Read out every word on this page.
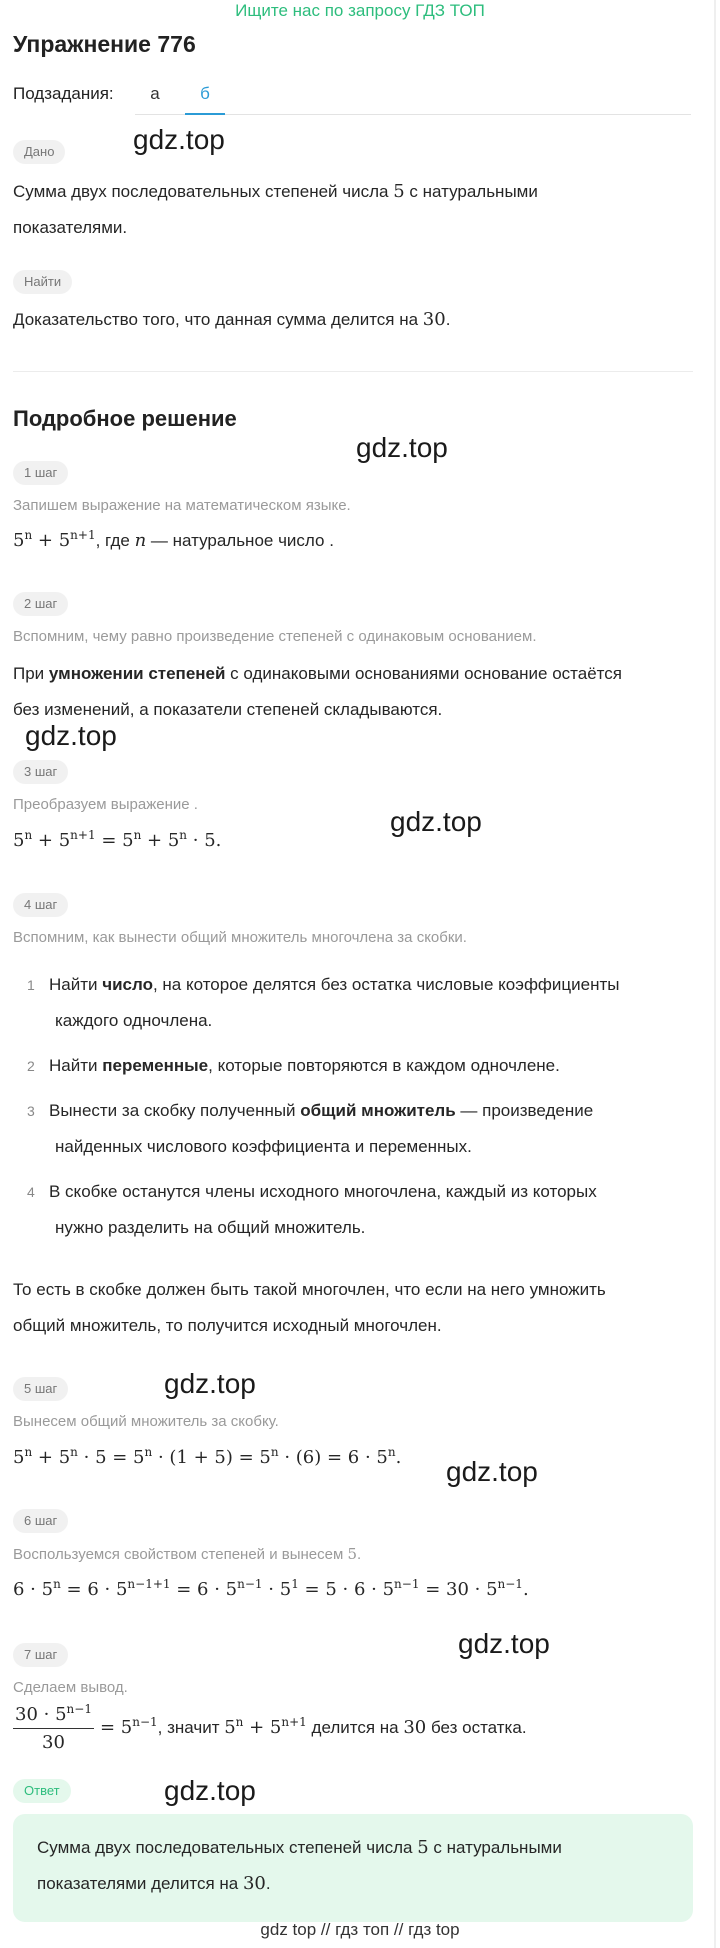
Ищите нас по запросу ГДЗ ТОП
Упражнение 776
Подзадания:	а	б
Дано	gdz.top
Сумма двух последовательных степеней числа 5 с натуральными
показателями.
Найти
Доказательство того, что данная сумма делится на 30.
Подробное решение
gdz.top
1 шаг
Запишем выражение на математическом языке.
$5^n + 5^{n+1}$, где n — натуральное число .
2 шаг
Вспомним, чему равно произведение степеней с одинаковым основанием.
При умножении степеней с одинаковыми основаниями основание остаётся
без изменений, а показатели степеней складываются.
gdz.top
3 шаг
Преобразуем выражение .
$5^n + 5^{n+1} = 5^n + 5^n \cdot 5$.
gdz.top
4 шаг
Вспомним, как вынести общий множитель многочлена за скобки.
1 Найти число, на которое делятся без остатка числовые коэффициенты
каждого одночлена.
2 Найти переменные, которые повторяются в каждом одночлене.
3 Вынести за скобку полученный общий множитель — произведение
найденных числового коэффициента и переменных.
4 В скобке останутся члены исходного многочлена, каждый из которых
нужно разделить на общий множитель.
То есть в скобке должен быть такой многочлен, что если на него умножить
общий множитель, то получится исходный многочлен.
5 шаг	gdz.top
Вынесем общий множитель за скобку.
$5^n + 5^n \cdot 5 = 5^n \cdot (1 + 5) = 5^n \cdot (6) = 6 \cdot 5^n$. gdz.top
6 шаг
Воспользуемся свойством степеней и вынесем 5.
$6 \cdot 5^n = 6 \cdot 5^{n-1+1} = 6 \cdot 5^{n-1} \cdot 5^1 = 5 \cdot 6 \cdot 5^{n-1} = 30 \cdot 5^{n-1}$.
gdz.top
7 шаг
Сделаем вывод.
$\frac{30 \cdot 5^{n-1}}{30} = 5^{n-1}$, значит $5^n + 5^{n+1}$ делится на 30 без остатка.
Ответ	gdz.top
Сумма двух последовательных степеней числа 5 с натуральными
показателями делится на 30.
gdz top // гдз топ // гдз top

+-------+

Return the records exactly. Don't carry the pictures over.

--- Output of the task ---
Read out every word on this page.
Ищите нас по запросу ГДЗ ТОП
Упражнение 776
Подзадания:	а	б
Дано	gdz.top
Сумма двух последовательных степеней числа 5 с натуральными
показателями.
Найти
Доказательство того, что данная сумма делится на 30.
Подробное решение
gdz.top
1 шаг
Запишем выражение на математическом языке.
$5^n + 5^{n+1}$, где n — натуральное число .
2 шаг
Вспомним, чему равно произведение степеней с одинаковым основанием.
При умножении степеней с одинаковыми основаниями основание остаётся
без изменений, а показатели степеней складываются.
gdz.top
3 шаг
Преобразуем выражение .
$5^n + 5^{n+1} = 5^n + 5^n \cdot 5$.
gdz.top
4 шаг
Вспомним, как вынести общий множитель многочлена за скобки.
1 Найти число, на которое делятся без остатка числовые коэффициенты
каждого одночлена.
2 Найти переменные, которые повторяются в каждом одночлене.
3 Вынести за скобку полученный общий множитель — произведение
найденных числового коэффициента и переменных.
4 В скобке останутся члены исходного многочлена, каждый из которых
нужно разделить на общий множитель.
То есть в скобке должен быть такой многочлен, что если на него умножить
общий множитель, то получится исходный многочлен.
5 шаг	gdz.top
Вынесем общий множитель за скобку.
$5^n + 5^n \cdot 5 = 5^n \cdot (1 + 5) = 5^n \cdot (6) = 6 \cdot 5^n$. gdz.top
6 шаг
Воспользуемся свойством степеней и вынесем 5.
$6 \cdot 5^n = 6 \cdot 5^{n-1+1} = 6 \cdot 5^{n-1} \cdot 5^1 = 5 \cdot 6 \cdot 5^{n-1} = 30 \cdot 5^{n-1}$.
gdz.top
7 шаг
Сделаем вывод.
$\frac{30 \cdot 5^{n-1}}{30} = 5^{n-1}$, значит $5^n + 5^{n+1}$ делится на 30 без остатка.
Ответ	gdz.top
Сумма двух последовательных степеней числа 5 с натуральными
показателями делится на 30.
gdz top // гдз топ // гдз top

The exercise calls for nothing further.